▸ Exercise goal:
Read the records and gather each line that includes "Median".

▸ Material for this exercise:
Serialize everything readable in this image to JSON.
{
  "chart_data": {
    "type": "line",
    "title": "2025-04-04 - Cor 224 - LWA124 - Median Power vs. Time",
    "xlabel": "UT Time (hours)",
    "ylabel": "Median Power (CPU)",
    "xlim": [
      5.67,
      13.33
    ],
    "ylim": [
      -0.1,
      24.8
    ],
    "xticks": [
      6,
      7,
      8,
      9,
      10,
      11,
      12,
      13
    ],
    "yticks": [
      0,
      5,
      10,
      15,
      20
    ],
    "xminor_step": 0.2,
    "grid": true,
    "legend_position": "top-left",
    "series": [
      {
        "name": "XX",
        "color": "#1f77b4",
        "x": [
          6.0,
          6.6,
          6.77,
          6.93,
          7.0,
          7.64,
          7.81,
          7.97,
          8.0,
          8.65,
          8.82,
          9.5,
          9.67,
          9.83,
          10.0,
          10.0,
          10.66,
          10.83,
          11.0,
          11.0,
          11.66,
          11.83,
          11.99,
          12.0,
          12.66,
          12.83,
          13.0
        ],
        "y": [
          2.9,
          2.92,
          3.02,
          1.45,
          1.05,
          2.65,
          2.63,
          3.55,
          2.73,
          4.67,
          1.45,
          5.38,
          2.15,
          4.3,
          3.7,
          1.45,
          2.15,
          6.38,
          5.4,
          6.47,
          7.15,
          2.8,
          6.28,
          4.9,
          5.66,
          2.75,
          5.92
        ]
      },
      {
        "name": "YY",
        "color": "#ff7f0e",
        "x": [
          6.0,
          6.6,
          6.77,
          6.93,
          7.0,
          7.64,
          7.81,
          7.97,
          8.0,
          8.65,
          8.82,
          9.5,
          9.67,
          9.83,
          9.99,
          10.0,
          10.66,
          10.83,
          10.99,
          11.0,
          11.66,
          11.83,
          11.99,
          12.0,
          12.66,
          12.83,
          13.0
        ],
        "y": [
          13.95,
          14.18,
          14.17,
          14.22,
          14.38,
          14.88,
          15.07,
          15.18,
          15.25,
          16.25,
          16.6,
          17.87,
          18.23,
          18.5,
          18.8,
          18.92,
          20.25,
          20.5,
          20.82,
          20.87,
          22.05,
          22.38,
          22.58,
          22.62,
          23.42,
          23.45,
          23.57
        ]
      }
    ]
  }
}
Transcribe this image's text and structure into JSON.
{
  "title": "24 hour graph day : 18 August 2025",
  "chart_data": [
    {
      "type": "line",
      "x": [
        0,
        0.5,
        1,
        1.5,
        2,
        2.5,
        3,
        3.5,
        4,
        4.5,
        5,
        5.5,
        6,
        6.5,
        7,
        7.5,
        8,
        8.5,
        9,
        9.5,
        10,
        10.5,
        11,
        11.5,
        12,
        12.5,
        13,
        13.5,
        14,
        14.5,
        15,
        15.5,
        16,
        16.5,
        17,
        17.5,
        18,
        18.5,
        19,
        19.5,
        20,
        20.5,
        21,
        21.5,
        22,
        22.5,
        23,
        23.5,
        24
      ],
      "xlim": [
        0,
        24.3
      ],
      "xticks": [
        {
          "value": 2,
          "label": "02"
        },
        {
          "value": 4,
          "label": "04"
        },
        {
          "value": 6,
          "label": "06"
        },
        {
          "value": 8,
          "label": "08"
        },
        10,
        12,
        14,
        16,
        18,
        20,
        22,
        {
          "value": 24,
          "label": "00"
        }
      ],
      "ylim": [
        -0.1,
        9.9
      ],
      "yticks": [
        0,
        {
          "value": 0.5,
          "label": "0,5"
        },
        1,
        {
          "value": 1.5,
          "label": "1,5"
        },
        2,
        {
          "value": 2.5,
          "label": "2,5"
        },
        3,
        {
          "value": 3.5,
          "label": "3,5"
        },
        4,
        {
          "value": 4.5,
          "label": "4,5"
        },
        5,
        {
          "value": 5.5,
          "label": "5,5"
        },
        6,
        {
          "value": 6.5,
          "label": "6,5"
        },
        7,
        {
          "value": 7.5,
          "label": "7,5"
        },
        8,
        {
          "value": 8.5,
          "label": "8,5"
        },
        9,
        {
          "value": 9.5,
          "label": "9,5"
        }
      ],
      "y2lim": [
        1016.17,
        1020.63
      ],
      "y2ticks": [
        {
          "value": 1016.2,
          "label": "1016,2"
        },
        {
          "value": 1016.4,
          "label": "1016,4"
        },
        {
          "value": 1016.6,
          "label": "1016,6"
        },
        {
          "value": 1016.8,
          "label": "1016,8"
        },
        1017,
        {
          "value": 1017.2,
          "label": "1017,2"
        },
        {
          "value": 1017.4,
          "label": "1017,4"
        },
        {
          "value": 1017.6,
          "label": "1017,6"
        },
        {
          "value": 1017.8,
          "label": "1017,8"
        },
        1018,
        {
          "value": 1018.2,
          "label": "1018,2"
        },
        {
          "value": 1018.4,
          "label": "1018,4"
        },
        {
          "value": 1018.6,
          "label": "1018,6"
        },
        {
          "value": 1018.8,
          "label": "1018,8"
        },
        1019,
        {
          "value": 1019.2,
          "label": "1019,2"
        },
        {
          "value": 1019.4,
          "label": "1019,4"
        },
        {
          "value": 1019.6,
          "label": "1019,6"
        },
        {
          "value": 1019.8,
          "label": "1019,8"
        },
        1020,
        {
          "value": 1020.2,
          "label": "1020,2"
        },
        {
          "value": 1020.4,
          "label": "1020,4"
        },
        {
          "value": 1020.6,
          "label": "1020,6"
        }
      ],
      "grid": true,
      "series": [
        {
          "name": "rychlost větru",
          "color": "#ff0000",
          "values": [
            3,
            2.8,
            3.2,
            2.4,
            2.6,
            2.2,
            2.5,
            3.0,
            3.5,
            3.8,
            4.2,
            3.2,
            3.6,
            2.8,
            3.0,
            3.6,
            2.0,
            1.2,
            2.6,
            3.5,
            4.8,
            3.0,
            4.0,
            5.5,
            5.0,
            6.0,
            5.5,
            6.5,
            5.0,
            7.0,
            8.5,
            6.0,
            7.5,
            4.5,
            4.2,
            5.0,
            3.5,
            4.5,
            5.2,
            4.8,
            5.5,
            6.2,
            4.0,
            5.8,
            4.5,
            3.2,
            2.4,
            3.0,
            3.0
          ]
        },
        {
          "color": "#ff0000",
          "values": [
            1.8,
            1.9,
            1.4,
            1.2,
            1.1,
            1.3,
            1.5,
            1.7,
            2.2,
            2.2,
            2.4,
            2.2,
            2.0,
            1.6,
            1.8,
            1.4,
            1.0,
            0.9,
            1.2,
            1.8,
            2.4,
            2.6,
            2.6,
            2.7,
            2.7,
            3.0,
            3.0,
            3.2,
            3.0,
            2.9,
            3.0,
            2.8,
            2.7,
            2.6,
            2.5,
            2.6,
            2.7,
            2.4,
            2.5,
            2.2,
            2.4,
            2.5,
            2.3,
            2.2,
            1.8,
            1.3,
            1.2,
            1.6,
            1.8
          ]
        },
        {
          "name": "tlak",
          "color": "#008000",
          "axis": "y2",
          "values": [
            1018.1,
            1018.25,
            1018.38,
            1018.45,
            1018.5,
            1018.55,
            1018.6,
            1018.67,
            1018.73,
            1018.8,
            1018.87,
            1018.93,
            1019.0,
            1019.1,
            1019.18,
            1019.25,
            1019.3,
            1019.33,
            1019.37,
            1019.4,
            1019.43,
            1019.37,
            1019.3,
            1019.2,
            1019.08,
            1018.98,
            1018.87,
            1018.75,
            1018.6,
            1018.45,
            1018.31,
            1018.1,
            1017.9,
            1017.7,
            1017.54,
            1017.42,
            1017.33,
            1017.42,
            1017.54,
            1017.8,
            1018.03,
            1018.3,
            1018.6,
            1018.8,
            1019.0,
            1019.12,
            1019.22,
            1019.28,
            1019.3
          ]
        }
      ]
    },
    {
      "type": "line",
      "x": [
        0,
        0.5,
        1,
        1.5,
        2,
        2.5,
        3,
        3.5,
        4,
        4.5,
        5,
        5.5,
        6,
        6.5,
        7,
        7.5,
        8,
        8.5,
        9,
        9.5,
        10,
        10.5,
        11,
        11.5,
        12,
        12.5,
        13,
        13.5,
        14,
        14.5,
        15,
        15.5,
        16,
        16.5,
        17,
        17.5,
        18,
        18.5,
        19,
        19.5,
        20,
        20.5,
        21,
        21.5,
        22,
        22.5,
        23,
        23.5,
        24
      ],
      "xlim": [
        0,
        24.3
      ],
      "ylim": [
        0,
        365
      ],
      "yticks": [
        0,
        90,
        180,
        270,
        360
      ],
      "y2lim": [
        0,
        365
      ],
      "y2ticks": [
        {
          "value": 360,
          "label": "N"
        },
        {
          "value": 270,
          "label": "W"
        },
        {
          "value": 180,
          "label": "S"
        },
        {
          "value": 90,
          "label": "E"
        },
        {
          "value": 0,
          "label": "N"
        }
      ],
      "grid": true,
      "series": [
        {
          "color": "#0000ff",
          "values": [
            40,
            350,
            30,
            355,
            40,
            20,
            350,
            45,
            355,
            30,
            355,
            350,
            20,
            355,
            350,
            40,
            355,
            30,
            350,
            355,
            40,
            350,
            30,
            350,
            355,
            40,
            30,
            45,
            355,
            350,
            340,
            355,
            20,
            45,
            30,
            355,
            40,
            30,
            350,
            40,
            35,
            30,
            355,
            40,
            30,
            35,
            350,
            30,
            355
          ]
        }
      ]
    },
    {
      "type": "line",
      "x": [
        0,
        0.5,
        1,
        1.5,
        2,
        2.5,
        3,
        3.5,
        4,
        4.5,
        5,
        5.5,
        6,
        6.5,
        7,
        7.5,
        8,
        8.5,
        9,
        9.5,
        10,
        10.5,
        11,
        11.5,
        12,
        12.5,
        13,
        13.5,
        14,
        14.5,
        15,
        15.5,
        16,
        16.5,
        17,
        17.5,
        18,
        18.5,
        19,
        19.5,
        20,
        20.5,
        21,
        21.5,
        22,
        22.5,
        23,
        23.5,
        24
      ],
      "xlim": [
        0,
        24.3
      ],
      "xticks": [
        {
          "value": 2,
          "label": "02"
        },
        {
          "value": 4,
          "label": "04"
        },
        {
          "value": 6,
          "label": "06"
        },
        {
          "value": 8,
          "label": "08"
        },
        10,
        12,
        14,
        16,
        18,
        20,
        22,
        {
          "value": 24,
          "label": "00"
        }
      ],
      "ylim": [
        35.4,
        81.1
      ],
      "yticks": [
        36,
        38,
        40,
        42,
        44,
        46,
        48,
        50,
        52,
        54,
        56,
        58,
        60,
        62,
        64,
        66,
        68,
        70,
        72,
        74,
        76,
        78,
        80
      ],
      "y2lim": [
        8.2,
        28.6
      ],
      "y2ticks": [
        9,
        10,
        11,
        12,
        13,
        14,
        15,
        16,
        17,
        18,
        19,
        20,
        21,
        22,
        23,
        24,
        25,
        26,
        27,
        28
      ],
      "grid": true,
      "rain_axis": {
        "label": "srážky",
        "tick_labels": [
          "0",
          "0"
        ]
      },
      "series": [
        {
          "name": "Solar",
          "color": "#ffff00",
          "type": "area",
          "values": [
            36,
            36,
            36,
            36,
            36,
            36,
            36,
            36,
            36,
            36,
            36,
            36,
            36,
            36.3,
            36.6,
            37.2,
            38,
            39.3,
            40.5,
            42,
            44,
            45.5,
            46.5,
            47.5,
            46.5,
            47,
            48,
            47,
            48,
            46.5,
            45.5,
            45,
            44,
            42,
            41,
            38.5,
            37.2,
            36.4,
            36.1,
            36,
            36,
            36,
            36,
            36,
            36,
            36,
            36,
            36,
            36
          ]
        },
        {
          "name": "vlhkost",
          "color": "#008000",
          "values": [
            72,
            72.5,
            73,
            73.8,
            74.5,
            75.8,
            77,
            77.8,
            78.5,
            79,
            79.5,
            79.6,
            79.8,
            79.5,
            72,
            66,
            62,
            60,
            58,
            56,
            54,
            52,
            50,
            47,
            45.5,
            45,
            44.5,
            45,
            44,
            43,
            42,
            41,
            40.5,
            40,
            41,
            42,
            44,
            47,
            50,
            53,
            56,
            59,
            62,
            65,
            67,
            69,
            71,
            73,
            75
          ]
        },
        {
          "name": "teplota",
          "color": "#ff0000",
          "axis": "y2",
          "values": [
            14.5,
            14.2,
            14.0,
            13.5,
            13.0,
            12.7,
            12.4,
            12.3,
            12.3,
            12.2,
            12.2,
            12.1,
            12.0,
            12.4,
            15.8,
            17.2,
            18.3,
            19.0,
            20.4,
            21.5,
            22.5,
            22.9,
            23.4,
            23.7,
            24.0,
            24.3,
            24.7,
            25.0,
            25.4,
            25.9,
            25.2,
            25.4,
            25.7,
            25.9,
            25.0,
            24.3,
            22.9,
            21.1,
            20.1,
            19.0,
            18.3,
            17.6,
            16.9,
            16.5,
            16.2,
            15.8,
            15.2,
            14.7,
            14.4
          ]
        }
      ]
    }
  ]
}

▸ Reply to the task:
    "title": "2025-04-04 - Cor 224 - LWA124 - Median Power vs. Time",
    "ylabel": "Median Power (CPU)",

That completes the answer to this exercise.